# Aim
Pull out each line of the data that includes the word "Output".

# Dataset content
━━━━

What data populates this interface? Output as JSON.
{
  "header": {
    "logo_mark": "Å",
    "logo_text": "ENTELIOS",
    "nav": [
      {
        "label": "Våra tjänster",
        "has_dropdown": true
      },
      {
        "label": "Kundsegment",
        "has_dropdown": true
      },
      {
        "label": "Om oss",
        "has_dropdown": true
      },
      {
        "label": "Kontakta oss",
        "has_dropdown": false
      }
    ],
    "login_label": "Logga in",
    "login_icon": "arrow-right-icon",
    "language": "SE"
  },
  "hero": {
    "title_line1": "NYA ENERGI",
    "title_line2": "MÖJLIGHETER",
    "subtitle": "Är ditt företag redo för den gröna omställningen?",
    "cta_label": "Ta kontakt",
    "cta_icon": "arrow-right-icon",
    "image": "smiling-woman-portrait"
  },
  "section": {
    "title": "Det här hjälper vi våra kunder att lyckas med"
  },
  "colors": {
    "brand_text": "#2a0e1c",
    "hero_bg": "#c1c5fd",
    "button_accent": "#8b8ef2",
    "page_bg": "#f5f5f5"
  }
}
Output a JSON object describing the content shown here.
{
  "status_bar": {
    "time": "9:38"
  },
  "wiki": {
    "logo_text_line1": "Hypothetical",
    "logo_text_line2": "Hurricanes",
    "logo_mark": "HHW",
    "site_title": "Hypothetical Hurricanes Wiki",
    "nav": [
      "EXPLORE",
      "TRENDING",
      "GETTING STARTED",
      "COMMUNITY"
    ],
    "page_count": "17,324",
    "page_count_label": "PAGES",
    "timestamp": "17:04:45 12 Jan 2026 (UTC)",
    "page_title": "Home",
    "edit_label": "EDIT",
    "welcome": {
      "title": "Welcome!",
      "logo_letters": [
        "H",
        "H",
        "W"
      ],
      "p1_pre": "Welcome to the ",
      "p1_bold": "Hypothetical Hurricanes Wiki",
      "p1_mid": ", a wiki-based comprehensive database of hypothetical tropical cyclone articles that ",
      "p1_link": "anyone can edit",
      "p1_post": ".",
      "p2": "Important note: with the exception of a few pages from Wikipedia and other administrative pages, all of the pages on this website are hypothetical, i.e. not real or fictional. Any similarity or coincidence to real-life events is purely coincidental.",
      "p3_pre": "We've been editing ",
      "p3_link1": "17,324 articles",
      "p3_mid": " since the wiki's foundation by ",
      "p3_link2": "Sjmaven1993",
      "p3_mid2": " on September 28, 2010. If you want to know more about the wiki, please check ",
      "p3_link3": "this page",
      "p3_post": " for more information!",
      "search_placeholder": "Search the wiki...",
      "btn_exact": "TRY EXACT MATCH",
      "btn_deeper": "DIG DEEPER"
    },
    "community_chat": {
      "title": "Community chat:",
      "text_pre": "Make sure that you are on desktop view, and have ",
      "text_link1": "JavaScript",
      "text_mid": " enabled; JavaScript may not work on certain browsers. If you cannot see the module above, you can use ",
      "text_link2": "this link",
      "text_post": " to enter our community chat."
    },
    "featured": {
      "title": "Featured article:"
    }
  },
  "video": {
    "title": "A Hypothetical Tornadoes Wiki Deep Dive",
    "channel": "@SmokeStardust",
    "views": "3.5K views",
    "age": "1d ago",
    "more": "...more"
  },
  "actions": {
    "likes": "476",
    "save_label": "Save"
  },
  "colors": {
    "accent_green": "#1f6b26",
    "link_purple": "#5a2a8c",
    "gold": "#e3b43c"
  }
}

━━━━

# Full solution
What data populates this interface? Output as JSON.
Output a JSON object describing the content shown here.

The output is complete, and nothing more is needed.